Locate every line that holds the string "text" and copy it.

Dataset items:
◇ ◇ ◇ ◇

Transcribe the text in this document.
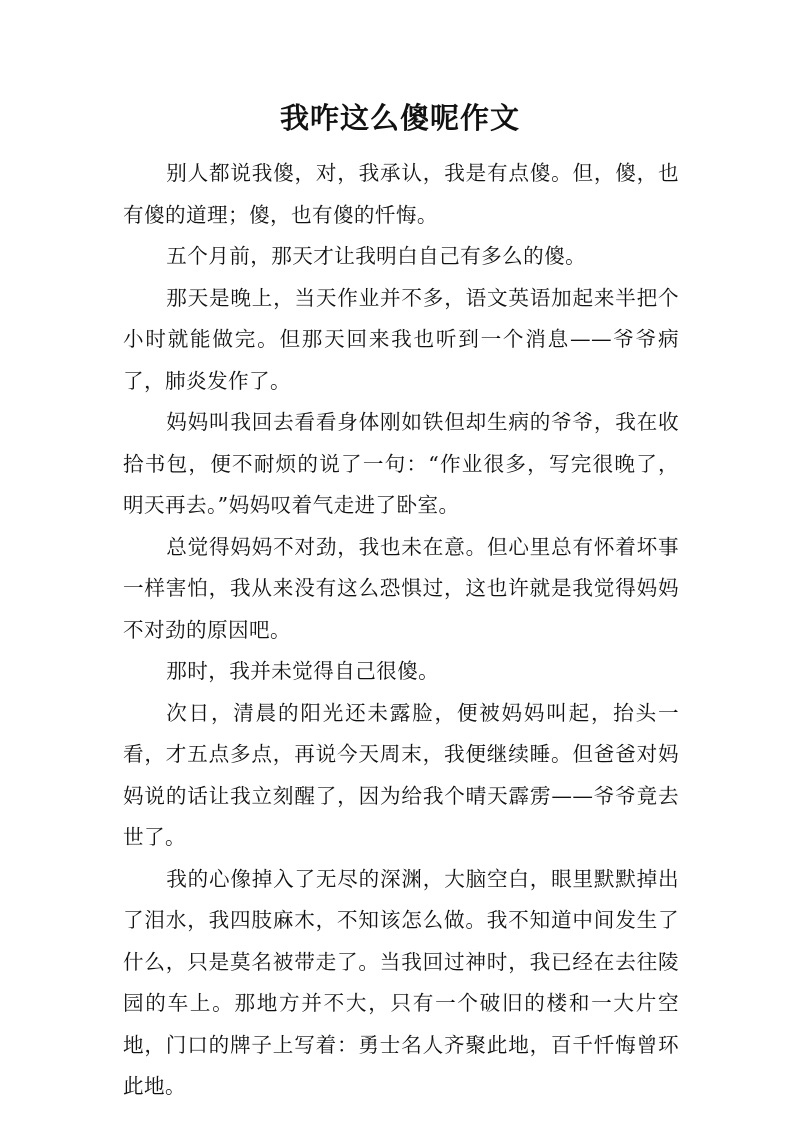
我咋这么傻呢作文

别人都说我傻，对，我承认，我是有点傻。但，傻，也有傻的道理；傻，也有傻的忏悔。

五个月前，那天才让我明白自己有多么的傻。

那天是晚上，当天作业并不多，语文英语加起来半把个小时就能做完。但那天回来我也听到一个消息——爷爷病了，肺炎发作了。

妈妈叫我回去看看身体刚如铁但却生病的爷爷，我在收拾书包，便不耐烦的说了一句：“作业很多，写完很晚了，明天再去。”妈妈叹着气走进了卧室。

总觉得妈妈不对劲，我也未在意。但心里总有怀着坏事一样害怕，我从来没有这么恐惧过，这也许就是我觉得妈妈不对劲的原因吧。

那时，我并未觉得自己很傻。

次日，清晨的阳光还未露脸，便被妈妈叫起，抬头一看，才五点多点，再说今天周末，我便继续睡。但爸爸对妈妈说的话让我立刻醒了，因为给我个晴天霹雳——爷爷竟去世了。

我的心像掉入了无尽的深渊，大脑空白，眼里默默掉出了泪水，我四肢麻木，不知该怎么做。我不知道中间发生了什么，只是莫名被带走了。当我回过神时，我已经在去往陵园的车上。那地方并不大，只有一个破旧的楼和一大片空地，门口的牌子上写着：勇士名人齐聚此地，百千忏悔曾环此地。
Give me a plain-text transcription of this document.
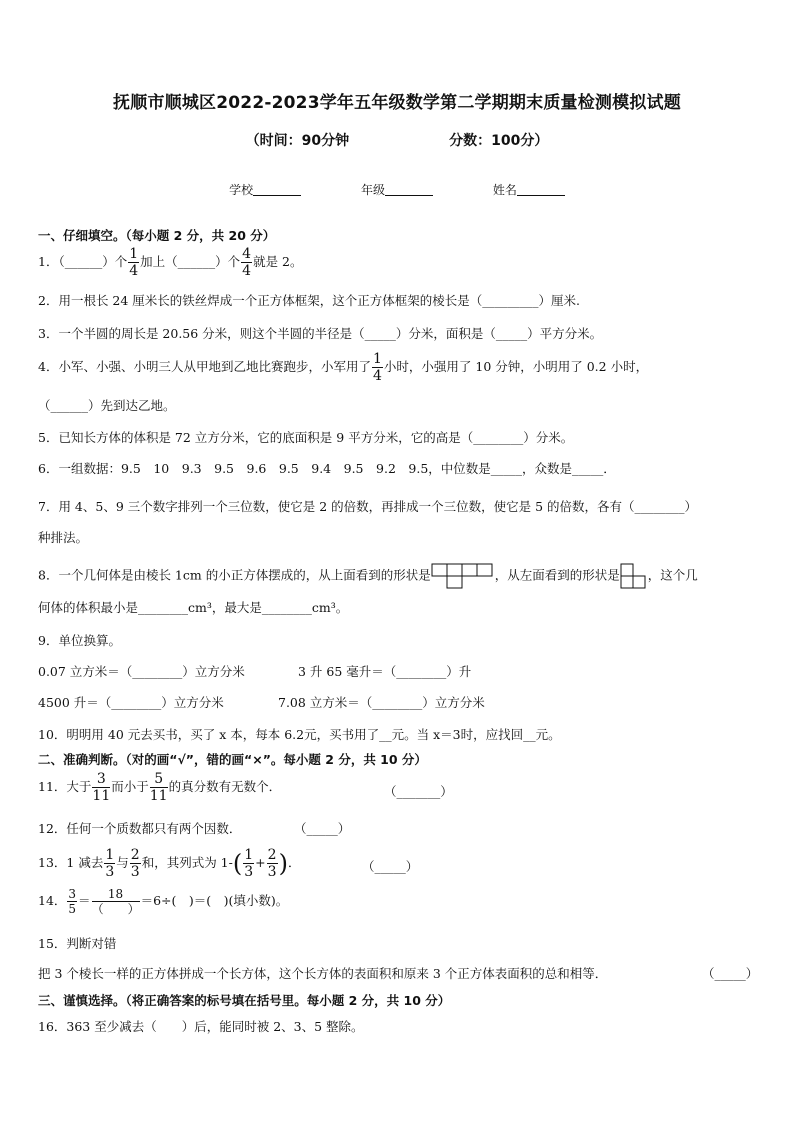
抚顺市顺城区2022-2023学年五年级数学第二学期期末质量检测模拟试题
（时间：90分钟	分数：100分）
学校	年级	姓名
一、仔细填空。（每小题 2 分，共 20 分）
1．（______）个 $\frac{1}{4}$ 加上（______）个 $\frac{4}{4}$ 就是 2。
2．用一根长 24 厘米长的铁丝焊成一个正方体框架，这个正方体框架的棱长是（_________）厘米.
3．一个半圆的周长是 20.56 分米，则这个半圆的半径是（_____）分米，面积是（_____）平方分米。
4．小军、小强、小明三人从甲地到乙地比赛跑步，小军用了 $\frac{1}{4}$ 小时，小强用了 10 分钟，小明用了 0.2 小时，
（______）先到达乙地。
5．已知长方体的体积是 72 立方分米，它的底面积是 9 平方分米，它的高是（________）分米。
6．一组数据：9.5　10　9.3　9.5　9.6　9.5　9.4　9.5　9.2　9.5，中位数是_____，众数是_____．
7．用 4、5、9 三个数字排列一个三位数，使它是 2 的倍数，再排成一个三位数，使它是 5 的倍数，各有（________）
种排法。
8．一个几何体是由棱长 1cm 的小正方体摆成的，从上面看到的形状是	，从左面看到的形状是 ，这个几
何体的体积最小是________cm³，最大是________cm³。
9．单位换算。
0.07 立方米＝（________）立方分米	3 升 65 毫升＝（________）升
4500 升＝（________）立方分米	7.08 立方米＝（________）立方分米
10．明明用 40 元去买书，买了 x 本，每本 6.2元，买书用了__元。当 x＝3时，应找回__元。
二、准确判断。（对的画“√”，错的画“×”。每小题 2 分，共 10 分）
11．大于 $\frac{3}{11}$ 而小于 $\frac{5}{11}$ 的真分数有无数个．	（_______）
12．任何一个质数都只有两个因数．	（_____）
13．1 减去 $\frac{1}{3}$ 与 $\frac{2}{3}$ 和，其列式为 $1-( \frac{1}{3} + \frac{2}{3}$ )．	（_____）
14． $\frac{3}{5} = \frac{18}{( )} =6\div$(　)＝(　)(填小数)。
15．判断对错
把 3 个棱长一样的正方体拼成一个长方体，这个长方体的表面积和原来 3 个正方体表面积的总和相等．	（_____）
三、谨慎选择。（将正确答案的标号填在括号里。每小题 2 分，共 10 分）
16．363 至少减去（　　）后，能同时被 2、3、5 整除。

◇ ◇ ◇ ◇

THE RESPONSE:
Transcribe the text in this document.
Give me a plain-text transcription of this document.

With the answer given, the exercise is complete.